Only the lines from the one containing "Convert this screenshot" through the final line of the material below should be output, exactly as they stand.
# START OF Entries supplied
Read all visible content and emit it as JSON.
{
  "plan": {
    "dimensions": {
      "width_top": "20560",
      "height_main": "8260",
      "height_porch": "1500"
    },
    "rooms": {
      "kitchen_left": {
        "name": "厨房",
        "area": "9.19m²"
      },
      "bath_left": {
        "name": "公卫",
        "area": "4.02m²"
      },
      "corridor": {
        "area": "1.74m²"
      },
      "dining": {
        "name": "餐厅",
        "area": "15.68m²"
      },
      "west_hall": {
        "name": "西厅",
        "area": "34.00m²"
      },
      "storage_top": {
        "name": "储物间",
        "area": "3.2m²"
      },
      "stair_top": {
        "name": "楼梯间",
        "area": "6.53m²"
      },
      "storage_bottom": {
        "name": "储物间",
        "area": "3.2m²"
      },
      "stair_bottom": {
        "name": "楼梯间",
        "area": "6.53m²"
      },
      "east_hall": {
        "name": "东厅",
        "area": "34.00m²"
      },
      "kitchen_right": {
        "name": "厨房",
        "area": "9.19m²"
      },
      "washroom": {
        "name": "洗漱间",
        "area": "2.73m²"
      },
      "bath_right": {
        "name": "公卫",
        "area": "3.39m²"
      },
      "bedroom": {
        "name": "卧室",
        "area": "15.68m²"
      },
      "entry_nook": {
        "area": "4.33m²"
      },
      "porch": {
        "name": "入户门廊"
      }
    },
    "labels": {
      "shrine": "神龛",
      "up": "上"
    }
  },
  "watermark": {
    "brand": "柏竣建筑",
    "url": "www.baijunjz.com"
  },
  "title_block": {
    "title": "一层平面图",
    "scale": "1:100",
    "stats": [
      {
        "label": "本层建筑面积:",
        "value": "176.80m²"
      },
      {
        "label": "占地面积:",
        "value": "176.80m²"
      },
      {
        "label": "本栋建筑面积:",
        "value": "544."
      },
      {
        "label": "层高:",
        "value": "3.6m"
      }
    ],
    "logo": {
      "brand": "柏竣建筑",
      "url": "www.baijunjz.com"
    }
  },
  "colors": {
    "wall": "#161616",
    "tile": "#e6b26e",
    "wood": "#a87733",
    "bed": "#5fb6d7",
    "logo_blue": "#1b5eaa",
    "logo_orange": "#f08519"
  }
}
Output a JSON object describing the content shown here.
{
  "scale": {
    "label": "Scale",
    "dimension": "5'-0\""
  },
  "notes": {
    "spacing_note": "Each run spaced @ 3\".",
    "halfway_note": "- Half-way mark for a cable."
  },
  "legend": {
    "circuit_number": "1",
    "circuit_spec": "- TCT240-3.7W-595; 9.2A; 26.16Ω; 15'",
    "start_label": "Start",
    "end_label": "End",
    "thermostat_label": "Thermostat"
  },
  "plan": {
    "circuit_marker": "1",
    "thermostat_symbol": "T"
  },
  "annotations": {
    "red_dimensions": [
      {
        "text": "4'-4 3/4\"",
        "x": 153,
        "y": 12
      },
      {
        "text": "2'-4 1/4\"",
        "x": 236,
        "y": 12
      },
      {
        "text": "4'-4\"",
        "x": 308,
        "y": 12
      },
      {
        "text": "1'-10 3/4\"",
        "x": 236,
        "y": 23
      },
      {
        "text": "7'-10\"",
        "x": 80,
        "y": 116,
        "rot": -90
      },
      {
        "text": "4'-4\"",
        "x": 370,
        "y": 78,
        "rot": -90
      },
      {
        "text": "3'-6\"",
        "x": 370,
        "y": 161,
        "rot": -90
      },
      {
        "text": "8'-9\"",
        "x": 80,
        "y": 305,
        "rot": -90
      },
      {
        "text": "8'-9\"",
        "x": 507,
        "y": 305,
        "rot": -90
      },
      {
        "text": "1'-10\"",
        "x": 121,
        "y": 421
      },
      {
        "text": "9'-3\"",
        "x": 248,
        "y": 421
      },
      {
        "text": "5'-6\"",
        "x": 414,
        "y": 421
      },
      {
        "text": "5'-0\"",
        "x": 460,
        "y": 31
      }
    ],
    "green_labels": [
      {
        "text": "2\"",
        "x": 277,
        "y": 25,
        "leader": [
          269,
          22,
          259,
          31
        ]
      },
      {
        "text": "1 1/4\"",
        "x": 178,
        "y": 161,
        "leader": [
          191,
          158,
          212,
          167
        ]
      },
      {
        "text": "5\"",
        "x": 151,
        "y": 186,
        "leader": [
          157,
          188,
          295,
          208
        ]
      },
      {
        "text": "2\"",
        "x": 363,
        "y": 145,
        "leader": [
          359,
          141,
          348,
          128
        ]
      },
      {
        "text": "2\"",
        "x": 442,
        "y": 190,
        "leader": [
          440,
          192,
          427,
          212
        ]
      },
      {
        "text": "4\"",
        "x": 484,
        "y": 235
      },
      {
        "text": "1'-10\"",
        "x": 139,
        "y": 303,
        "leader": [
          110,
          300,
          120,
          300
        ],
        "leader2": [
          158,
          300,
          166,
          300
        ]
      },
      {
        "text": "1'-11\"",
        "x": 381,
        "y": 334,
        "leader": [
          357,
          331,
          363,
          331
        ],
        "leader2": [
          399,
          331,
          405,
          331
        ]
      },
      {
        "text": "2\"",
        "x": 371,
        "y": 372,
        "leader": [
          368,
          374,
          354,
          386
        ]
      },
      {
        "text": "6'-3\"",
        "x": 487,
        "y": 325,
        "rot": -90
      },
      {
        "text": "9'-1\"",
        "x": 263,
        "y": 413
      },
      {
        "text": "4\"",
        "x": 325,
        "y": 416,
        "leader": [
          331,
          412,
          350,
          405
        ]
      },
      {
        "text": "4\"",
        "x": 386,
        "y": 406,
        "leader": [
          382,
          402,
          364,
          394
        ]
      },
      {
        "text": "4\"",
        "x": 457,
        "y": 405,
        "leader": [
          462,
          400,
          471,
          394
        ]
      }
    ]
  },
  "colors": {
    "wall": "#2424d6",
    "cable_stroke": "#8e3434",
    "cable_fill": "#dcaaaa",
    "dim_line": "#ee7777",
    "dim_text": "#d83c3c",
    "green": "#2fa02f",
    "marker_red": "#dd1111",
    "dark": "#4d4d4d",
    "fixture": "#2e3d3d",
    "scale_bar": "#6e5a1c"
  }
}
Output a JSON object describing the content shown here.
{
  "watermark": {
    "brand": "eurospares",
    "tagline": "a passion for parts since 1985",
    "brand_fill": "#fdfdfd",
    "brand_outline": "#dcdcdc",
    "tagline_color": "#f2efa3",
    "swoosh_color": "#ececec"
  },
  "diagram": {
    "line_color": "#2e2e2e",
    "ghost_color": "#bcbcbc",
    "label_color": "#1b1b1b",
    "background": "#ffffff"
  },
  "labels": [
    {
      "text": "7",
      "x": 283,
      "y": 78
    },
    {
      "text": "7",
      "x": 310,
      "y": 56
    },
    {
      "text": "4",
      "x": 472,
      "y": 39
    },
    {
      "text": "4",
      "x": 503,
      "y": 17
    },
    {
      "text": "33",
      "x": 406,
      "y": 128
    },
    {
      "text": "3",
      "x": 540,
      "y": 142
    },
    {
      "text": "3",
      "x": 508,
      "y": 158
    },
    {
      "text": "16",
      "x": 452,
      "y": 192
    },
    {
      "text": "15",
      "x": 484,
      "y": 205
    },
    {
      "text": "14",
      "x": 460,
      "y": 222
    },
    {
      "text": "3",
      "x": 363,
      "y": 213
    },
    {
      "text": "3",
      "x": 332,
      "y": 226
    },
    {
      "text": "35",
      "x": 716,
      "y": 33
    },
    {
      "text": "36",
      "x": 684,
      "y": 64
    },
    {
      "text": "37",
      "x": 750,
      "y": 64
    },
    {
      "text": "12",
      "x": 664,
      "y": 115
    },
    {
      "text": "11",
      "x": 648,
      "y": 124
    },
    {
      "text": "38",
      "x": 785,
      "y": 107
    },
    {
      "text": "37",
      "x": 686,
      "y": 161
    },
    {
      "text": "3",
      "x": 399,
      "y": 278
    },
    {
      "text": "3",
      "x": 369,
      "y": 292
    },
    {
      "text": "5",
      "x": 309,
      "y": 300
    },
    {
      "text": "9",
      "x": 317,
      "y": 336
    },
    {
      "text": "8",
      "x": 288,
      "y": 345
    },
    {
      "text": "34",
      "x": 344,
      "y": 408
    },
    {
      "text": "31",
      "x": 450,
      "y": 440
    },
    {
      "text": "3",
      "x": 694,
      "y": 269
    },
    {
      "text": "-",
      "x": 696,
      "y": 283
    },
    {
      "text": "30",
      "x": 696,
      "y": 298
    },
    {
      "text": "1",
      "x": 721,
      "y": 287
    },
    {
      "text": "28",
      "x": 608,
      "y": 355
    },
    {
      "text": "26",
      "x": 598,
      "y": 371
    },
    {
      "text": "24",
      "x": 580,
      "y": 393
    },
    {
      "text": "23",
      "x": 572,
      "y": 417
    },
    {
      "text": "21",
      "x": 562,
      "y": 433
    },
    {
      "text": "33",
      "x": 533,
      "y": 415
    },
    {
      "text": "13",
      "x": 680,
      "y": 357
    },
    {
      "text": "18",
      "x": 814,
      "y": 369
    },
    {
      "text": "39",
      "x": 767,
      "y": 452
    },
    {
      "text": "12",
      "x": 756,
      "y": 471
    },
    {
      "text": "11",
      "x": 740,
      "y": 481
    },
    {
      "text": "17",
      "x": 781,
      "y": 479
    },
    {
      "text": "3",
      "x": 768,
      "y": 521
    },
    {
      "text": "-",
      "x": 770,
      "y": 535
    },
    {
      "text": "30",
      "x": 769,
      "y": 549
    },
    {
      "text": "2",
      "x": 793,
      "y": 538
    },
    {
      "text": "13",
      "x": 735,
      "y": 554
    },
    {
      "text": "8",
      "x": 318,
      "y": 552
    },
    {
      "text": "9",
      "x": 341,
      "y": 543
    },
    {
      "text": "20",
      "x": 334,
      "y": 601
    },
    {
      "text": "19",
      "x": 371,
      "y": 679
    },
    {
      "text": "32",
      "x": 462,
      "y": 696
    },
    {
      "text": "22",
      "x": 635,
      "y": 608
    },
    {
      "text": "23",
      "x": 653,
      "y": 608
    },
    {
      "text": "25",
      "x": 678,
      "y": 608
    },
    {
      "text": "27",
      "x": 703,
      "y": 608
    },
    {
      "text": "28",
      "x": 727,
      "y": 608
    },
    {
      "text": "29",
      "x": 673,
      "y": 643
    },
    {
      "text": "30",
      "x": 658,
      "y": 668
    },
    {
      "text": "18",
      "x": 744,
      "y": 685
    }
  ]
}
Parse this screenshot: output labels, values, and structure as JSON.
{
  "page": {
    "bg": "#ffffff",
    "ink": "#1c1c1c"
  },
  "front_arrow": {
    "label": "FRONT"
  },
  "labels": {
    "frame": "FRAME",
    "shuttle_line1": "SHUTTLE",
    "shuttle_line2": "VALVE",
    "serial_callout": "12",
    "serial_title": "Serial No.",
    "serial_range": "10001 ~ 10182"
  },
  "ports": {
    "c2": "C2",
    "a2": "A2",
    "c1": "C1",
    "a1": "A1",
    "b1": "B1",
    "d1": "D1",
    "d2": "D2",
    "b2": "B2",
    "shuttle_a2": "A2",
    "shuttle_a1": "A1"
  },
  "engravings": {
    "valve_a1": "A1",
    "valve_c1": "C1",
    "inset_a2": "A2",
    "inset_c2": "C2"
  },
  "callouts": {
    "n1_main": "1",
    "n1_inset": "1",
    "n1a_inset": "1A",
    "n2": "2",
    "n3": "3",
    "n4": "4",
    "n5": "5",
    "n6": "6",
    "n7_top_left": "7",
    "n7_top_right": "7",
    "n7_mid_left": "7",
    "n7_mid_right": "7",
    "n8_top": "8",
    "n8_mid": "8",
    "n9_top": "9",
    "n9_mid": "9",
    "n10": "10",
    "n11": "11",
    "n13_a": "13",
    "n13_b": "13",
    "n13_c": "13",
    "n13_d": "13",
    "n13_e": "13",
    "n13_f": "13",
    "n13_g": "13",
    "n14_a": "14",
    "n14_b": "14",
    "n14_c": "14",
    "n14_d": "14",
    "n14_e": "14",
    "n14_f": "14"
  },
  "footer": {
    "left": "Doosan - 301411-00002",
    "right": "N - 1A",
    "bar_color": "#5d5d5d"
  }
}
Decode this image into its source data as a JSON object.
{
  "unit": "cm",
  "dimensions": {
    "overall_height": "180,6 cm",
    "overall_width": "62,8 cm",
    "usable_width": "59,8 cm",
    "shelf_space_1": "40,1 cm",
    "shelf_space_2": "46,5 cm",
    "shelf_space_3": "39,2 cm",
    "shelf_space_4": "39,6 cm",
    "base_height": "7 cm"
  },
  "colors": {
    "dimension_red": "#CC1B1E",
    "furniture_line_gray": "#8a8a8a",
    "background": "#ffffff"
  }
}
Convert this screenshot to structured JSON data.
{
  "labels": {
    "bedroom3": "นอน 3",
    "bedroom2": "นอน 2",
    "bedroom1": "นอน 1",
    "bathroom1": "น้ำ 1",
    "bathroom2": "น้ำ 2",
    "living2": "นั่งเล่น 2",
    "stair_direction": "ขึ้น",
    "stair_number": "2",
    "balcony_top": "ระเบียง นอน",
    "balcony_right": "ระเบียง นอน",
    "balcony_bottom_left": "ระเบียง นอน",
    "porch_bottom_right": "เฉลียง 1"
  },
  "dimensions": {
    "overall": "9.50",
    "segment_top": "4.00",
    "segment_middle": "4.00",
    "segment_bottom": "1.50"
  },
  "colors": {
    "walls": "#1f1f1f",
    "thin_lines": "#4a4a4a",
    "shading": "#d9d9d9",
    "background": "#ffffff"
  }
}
# END OF Entries supplied
▸ **Solution to the problem**
Convert this screenshot to structured JSON data.
{
  "labels": {
    "bedroom3": "นอน 3",
    "bedroom2": "นอน 2",
    "bedroom1": "นอน 1",
    "bathroom1": "น้ำ 1",
    "bathroom2": "น้ำ 2",
    "living2": "นั่งเล่น 2",
    "stair_direction": "ขึ้น",
    "stair_number": "2",
    "balcony_top": "ระเบียง นอน",
    "balcony_right": "ระเบียง นอน",
    "balcony_bottom_left": "ระเบียง นอน",
    "porch_bottom_right": "เฉลียง 1"
  },
  "dimensions": {
    "overall": "9.50",
    "segment_top": "4.00",
    "segment_middle": "4.00",
    "segment_bottom": "1.50"
  },
  "colors": {
    "walls": "#1f1f1f",
    "thin_lines": "#4a4a4a",
    "shading": "#d9d9d9",
    "background": "#ffffff"
  }
}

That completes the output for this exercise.